_The request_: In the listing below, locate the lines that hold the string "JSON". Copy those lines.

_Materials provided_:
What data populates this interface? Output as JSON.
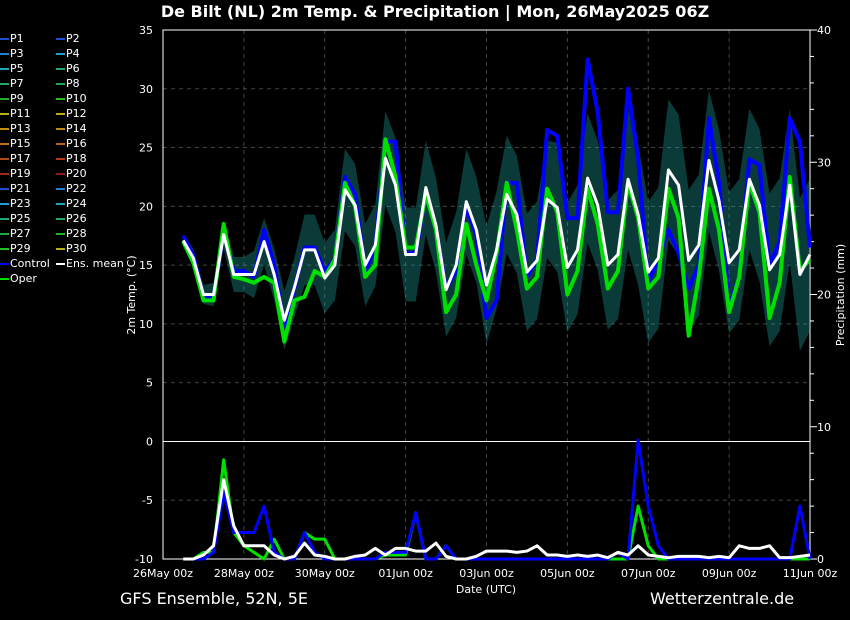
{
  "title": "De Bilt  (NL)  2m Temp. & Precipitation | Mon, 26May2025 06Z",
  "footer": {
    "left": "GFS Ensemble, 52N, 5E",
    "right": "Wetterzentrale.de"
  },
  "legend": [
    {
      "label": "P1",
      "color": "#1f4fd0"
    },
    {
      "label": "P2",
      "color": "#1f4fd0"
    },
    {
      "label": "P3",
      "color": "#1f7fd0"
    },
    {
      "label": "P4",
      "color": "#1f9fd0"
    },
    {
      "label": "P5",
      "color": "#1fa8b8"
    },
    {
      "label": "P6",
      "color": "#1fa880"
    },
    {
      "label": "P7",
      "color": "#1fa860"
    },
    {
      "label": "P8",
      "color": "#1fa850"
    },
    {
      "label": "P9",
      "color": "#20b030"
    },
    {
      "label": "P10",
      "color": "#20c020"
    },
    {
      "label": "P11",
      "color": "#b8b010"
    },
    {
      "label": "P12",
      "color": "#c0a810"
    },
    {
      "label": "P13",
      "color": "#c09010"
    },
    {
      "label": "P14",
      "color": "#c08810"
    },
    {
      "label": "P15",
      "color": "#c07010"
    },
    {
      "label": "P16",
      "color": "#b86010"
    },
    {
      "label": "P17",
      "color": "#b04a18"
    },
    {
      "label": "P18",
      "color": "#b03a18"
    },
    {
      "label": "P19",
      "color": "#a02a18"
    },
    {
      "label": "P20",
      "color": "#901818"
    },
    {
      "label": "P21",
      "color": "#1f4fd0"
    },
    {
      "label": "P22",
      "color": "#1f7fd0"
    },
    {
      "label": "P23",
      "color": "#1f9fd0"
    },
    {
      "label": "P24",
      "color": "#1fa8b8"
    },
    {
      "label": "P25",
      "color": "#1fa880"
    },
    {
      "label": "P26",
      "color": "#1fa860"
    },
    {
      "label": "P27",
      "color": "#1fa840"
    },
    {
      "label": "P28",
      "color": "#20b030"
    },
    {
      "label": "P29",
      "color": "#20c020"
    },
    {
      "label": "P30",
      "color": "#b8b010"
    },
    {
      "label": "Control",
      "color": "#0000ff"
    },
    {
      "label": "Ens. mean",
      "color": "#ffffff"
    },
    {
      "label": "Oper",
      "color": "#00e000"
    }
  ],
  "chart_data": {
    "type": "line",
    "title": "De Bilt  (NL)  2m Temp. & Precipitation | Mon, 26May2025 06Z",
    "xlabel": "Date (UTC)",
    "ylabel": "2m Temp. (°C)",
    "y2label": "Precipitation (mm)",
    "x_start": "26May2025 12Z",
    "x_step_hours": 6,
    "xlim": [
      "26May 00z",
      "11Jun 00z"
    ],
    "xticks": [
      "26May 00z",
      "28May 00z",
      "30May 00z",
      "01Jun 00z",
      "03Jun 00z",
      "05Jun 00z",
      "07Jun 00z",
      "09Jun 00z",
      "11Jun 00z"
    ],
    "ylim": [
      -10,
      35
    ],
    "yticks": [
      "-10",
      "-5",
      "0",
      "5",
      "10",
      "15",
      "20",
      "25",
      "30",
      "35"
    ],
    "y2lim": [
      0,
      40
    ],
    "y2ticks": [
      "0",
      "10",
      "20",
      "30",
      "40"
    ],
    "grid": true,
    "legend_position": "left",
    "temperature": {
      "ens_mean": [
        17.1,
        15.6,
        12.5,
        12.5,
        17.6,
        14.2,
        14.2,
        14.2,
        17.0,
        14.2,
        10.3,
        13.1,
        16.3,
        16.3,
        13.9,
        15.0,
        21.4,
        20.1,
        15.0,
        16.7,
        24.1,
        21.8,
        15.9,
        15.9,
        21.6,
        18.4,
        12.9,
        15.0,
        20.4,
        18.0,
        13.3,
        16.3,
        21.0,
        19.3,
        14.4,
        15.4,
        20.6,
        19.9,
        14.8,
        16.3,
        22.4,
        20.1,
        15.0,
        15.9,
        22.3,
        19.3,
        14.4,
        15.6,
        23.1,
        21.8,
        15.4,
        16.7,
        23.9,
        20.5,
        15.2,
        16.3,
        22.3,
        20.1,
        14.6,
        15.9,
        21.8,
        14.2,
        15.9
      ],
      "control": [
        17.5,
        15.8,
        12.3,
        12.3,
        17.8,
        14.5,
        14.5,
        14.0,
        18.0,
        15.0,
        9.8,
        13.0,
        16.5,
        16.5,
        14.5,
        15.5,
        22.5,
        21.0,
        14.5,
        16.5,
        25.5,
        25.5,
        16.0,
        16.0,
        21.0,
        18.0,
        13.0,
        14.5,
        20.0,
        17.5,
        10.5,
        12.0,
        22.0,
        22.0,
        14.0,
        15.5,
        26.5,
        26.0,
        19.0,
        19.0,
        32.5,
        28.0,
        19.5,
        19.5,
        30.0,
        24.0,
        13.5,
        15.5,
        18.0,
        16.0,
        13.0,
        15.0,
        27.5,
        22.0,
        11.5,
        14.0,
        24.0,
        23.5,
        15.0,
        17.0,
        27.5,
        25.5,
        16.5
      ],
      "oper": [
        17.0,
        15.2,
        12.0,
        12.0,
        18.5,
        14.0,
        13.8,
        13.5,
        14.0,
        13.5,
        8.5,
        12.0,
        12.3,
        14.5,
        14.0,
        15.5,
        22.0,
        20.0,
        14.0,
        15.0,
        25.7,
        22.5,
        16.5,
        16.5,
        21.0,
        18.0,
        11.0,
        12.5,
        18.5,
        15.0,
        12.0,
        16.0,
        22.0,
        18.0,
        13.0,
        14.0,
        21.5,
        19.5,
        12.5,
        14.5,
        21.5,
        18.5,
        13.0,
        14.5,
        22.0,
        19.0,
        13.0,
        14.0,
        21.5,
        19.0,
        9.0,
        14.0,
        21.5,
        18.0,
        11.0,
        14.0,
        22.0,
        19.5,
        10.5,
        13.5,
        22.5,
        14.5,
        15.5
      ],
      "member_spread": [
        0.5,
        0.8,
        0.8,
        1,
        1.2,
        1.5,
        1.5,
        2,
        2,
        2.2,
        2.5,
        2.5,
        3,
        3,
        3,
        3,
        3.5,
        3.5,
        3.5,
        3.5,
        4,
        4,
        4,
        4,
        4,
        4,
        4,
        4.5,
        4.5,
        4.5,
        5,
        5,
        5,
        5,
        5,
        5,
        5,
        5.5,
        5.5,
        5.5,
        5.5,
        5.5,
        5.5,
        5.5,
        6,
        6,
        6,
        6,
        6,
        6,
        6,
        6,
        6,
        6,
        6,
        6,
        6,
        6.5,
        6.5,
        6.5,
        6.5,
        6.5,
        6.5
      ]
    },
    "precipitation": {
      "ens_mean": [
        0,
        0,
        0.3,
        1,
        6,
        2.5,
        1,
        1,
        1,
        0.3,
        0,
        0.2,
        1.2,
        0.3,
        0.2,
        0,
        0,
        0.2,
        0.3,
        0.8,
        0.3,
        0.8,
        0.8,
        0.6,
        0.6,
        1.2,
        0.2,
        0,
        0,
        0.2,
        0.6,
        0.6,
        0.6,
        0.5,
        0.6,
        1,
        0.3,
        0.3,
        0.2,
        0.3,
        0.2,
        0.3,
        0.1,
        0.5,
        0.3,
        1,
        0.3,
        0.2,
        0.1,
        0.2,
        0.2,
        0.2,
        0.1,
        0.2,
        0.1,
        1,
        0.8,
        0.8,
        1,
        0.1,
        0.1,
        0.2,
        0.3
      ],
      "control": [
        0,
        0,
        0,
        0.5,
        5,
        2,
        2,
        2,
        4,
        0.5,
        0,
        0,
        2,
        0.5,
        0,
        0,
        0,
        0,
        0,
        0,
        0.5,
        0.5,
        0.5,
        3.5,
        0,
        0,
        1,
        0,
        0,
        0,
        0,
        0,
        0,
        0,
        0,
        0,
        0,
        0,
        0,
        0,
        0,
        0,
        0,
        0.5,
        0,
        9,
        4,
        1,
        0,
        0,
        0,
        0,
        0,
        0,
        0,
        0,
        0,
        0,
        0,
        0,
        0,
        4,
        0
      ],
      "oper": [
        0,
        0,
        0.5,
        0.5,
        7.5,
        2,
        1,
        0.5,
        0,
        1.5,
        0,
        0,
        2,
        1.5,
        1.5,
        0,
        0,
        0,
        0,
        0,
        0.3,
        0.3,
        0.3,
        3.5,
        0,
        0,
        1,
        0,
        0,
        0,
        0,
        0,
        0,
        0,
        0,
        0,
        0,
        0,
        0,
        0,
        0,
        0,
        0,
        0,
        0,
        4,
        1,
        0,
        0,
        0,
        0,
        0,
        0,
        0,
        0,
        0,
        0,
        0,
        0,
        0,
        0,
        0,
        0
      ]
    },
    "colors": {
      "control": "#0000ff",
      "ens_mean": "#ffffff",
      "oper": "#00e000",
      "spread": "#1fa8a0",
      "grid": "#444444"
    }
  }
}
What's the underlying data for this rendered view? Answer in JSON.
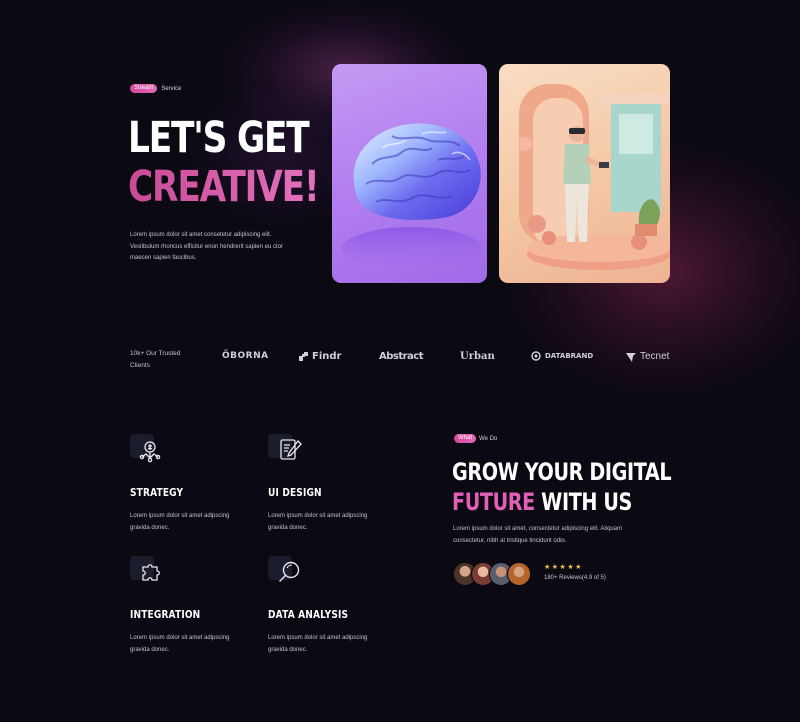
{
  "hero": {
    "tag_pill": "Stream",
    "tag_text": "Service",
    "title_line1": "LET'S GET",
    "title_line2": "CREATIVE!",
    "description": "Lorem ipsum dolor sit amet consetetur adipiscing elit. Vestibulum rhoncus efficitur enon hendrerit sapien eu ctor maecen sapien faucibus."
  },
  "clients": {
    "label": "10k+ Our Trusted Clients",
    "logos": [
      {
        "name": "ÖBORNA",
        "icon": ""
      },
      {
        "name": "Findr",
        "icon": "findr-mark-icon"
      },
      {
        "name": "Abstract",
        "icon": ""
      },
      {
        "name": "Urban",
        "icon": ""
      },
      {
        "name": "DATABRAND",
        "icon": "databrand-mark-icon"
      },
      {
        "name": "Tecnet",
        "icon": "tecnet-mark-icon"
      }
    ]
  },
  "services": [
    {
      "title": "STRATEGY",
      "desc": "Lorem ipsum dolor sit amet adipscing gravida donec.",
      "icon": "strategy-icon"
    },
    {
      "title": "UI DESIGN",
      "desc": "Lorem ipsum dolor sit amet adipscing gravida donec.",
      "icon": "ui-design-icon"
    },
    {
      "title": "INTEGRATION",
      "desc": "Lorem ipsum dolor sit amet adipscing gravida donec.",
      "icon": "puzzle-icon"
    },
    {
      "title": "DATA ANALYSIS",
      "desc": "Lorem ipsum dolor sit amet adipscing gravida donec.",
      "icon": "magnifier-icon"
    }
  ],
  "what_we_do": {
    "tag_pill": "What",
    "tag_text": "We Do",
    "title_line1": "GROW YOUR DIGITAL",
    "title_pink": "FUTURE",
    "title_rest": " WITH US",
    "description": "Lorem ipsum dolor sit amet, consectetur adipiscing elit. Aliquam consectetur, nibh at tristique tincidunt odio.",
    "stars": "★★★★★",
    "reviews": "180+ Reviews(4.9 of 5)"
  },
  "colors": {
    "background": "#0b0912",
    "accent_pink": "#e060b8",
    "pill_gradient_start": "#d9469c",
    "star": "#f5c044"
  }
}
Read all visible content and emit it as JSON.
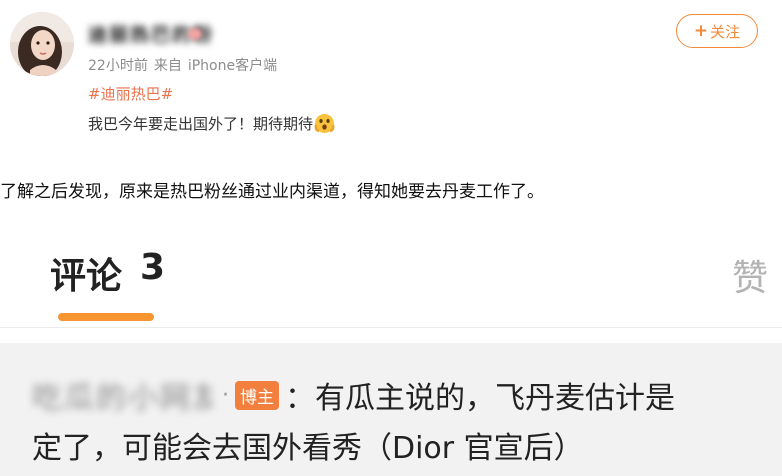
{
  "post": {
    "username": "迪丽热巴的粉",
    "time": "22小时前",
    "source_prefix": "来自",
    "source": "iPhone客户端",
    "hashtag": "#迪丽热巴#",
    "text": "我巴今年要走出国外了！期待期待",
    "follow_label": "关注",
    "follow_plus": "+"
  },
  "article": {
    "paragraph": "了解之后发现，原来是热巴粉丝通过业内渠道，得知她要去丹麦工作了。"
  },
  "comments": {
    "tab_label": "评论",
    "tab_count": "3",
    "likes_label": "赞",
    "first": {
      "user": "吃瓜的小网友",
      "separator": "·",
      "badge": "博主",
      "line1": "：有瓜主说的，飞丹麦估计是",
      "line2": "定了，可能会去国外看秀（Dior 官宣后）"
    }
  },
  "colors": {
    "accent": "#f28a3a",
    "hashtag": "#eb7350",
    "badge": "#f27f3d",
    "tab_underline": "#f79530"
  },
  "icons": {
    "avatar": "avatar-image",
    "emoji": "surprised-face-emoji"
  }
}
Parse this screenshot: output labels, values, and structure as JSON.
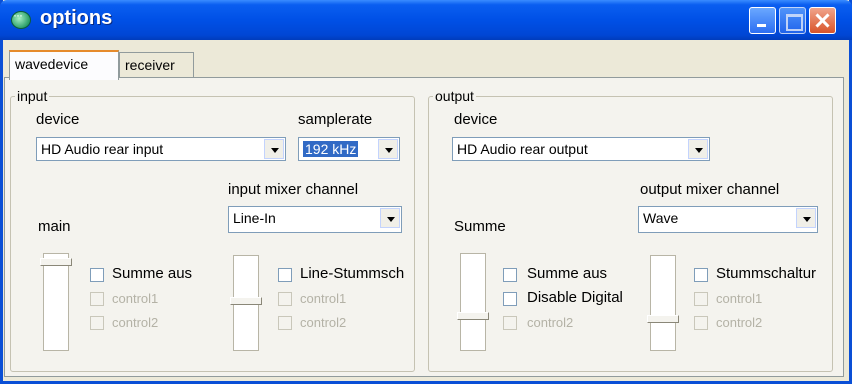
{
  "window": {
    "title": "options",
    "accent": "#0050e6"
  },
  "tabs": [
    {
      "label": "wavedevice",
      "active": true
    },
    {
      "label": "receiver",
      "active": false
    }
  ],
  "input": {
    "legend": "input",
    "device_label": "device",
    "device_value": "HD Audio rear input",
    "samplerate_label": "samplerate",
    "samplerate_value": "192 kHz",
    "mixer_channel_label": "input mixer channel",
    "mixer_channel_value": "Line-In",
    "main_label": "main",
    "main_checks": [
      {
        "label": "Summe aus",
        "enabled": true,
        "checked": false
      },
      {
        "label": "control1",
        "enabled": false,
        "checked": false
      },
      {
        "label": "control2",
        "enabled": false,
        "checked": false
      }
    ],
    "channel_checks": [
      {
        "label": "Line-Stummsch",
        "enabled": true,
        "checked": false
      },
      {
        "label": "control1",
        "enabled": false,
        "checked": false
      },
      {
        "label": "control2",
        "enabled": false,
        "checked": false
      }
    ]
  },
  "output": {
    "legend": "output",
    "device_label": "device",
    "device_value": "HD Audio rear output",
    "mixer_channel_label": "output mixer channel",
    "mixer_channel_value": "Wave",
    "main_label": "Summe",
    "main_checks": [
      {
        "label": "Summe aus",
        "enabled": true,
        "checked": false
      },
      {
        "label": "Disable Digital",
        "enabled": true,
        "checked": false
      },
      {
        "label": "control2",
        "enabled": false,
        "checked": false
      }
    ],
    "channel_checks": [
      {
        "label": "Stummschaltur",
        "enabled": true,
        "checked": false
      },
      {
        "label": "control1",
        "enabled": false,
        "checked": false
      },
      {
        "label": "control2",
        "enabled": false,
        "checked": false
      }
    ]
  }
}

_Result below_:
What data populates this interface? Output as JSON.
What's the underlying data for this rendered view? Answer in JSON.
Read all visible content and emit it as JSON.
Parse this screenshot: output labels, values, and structure as JSON.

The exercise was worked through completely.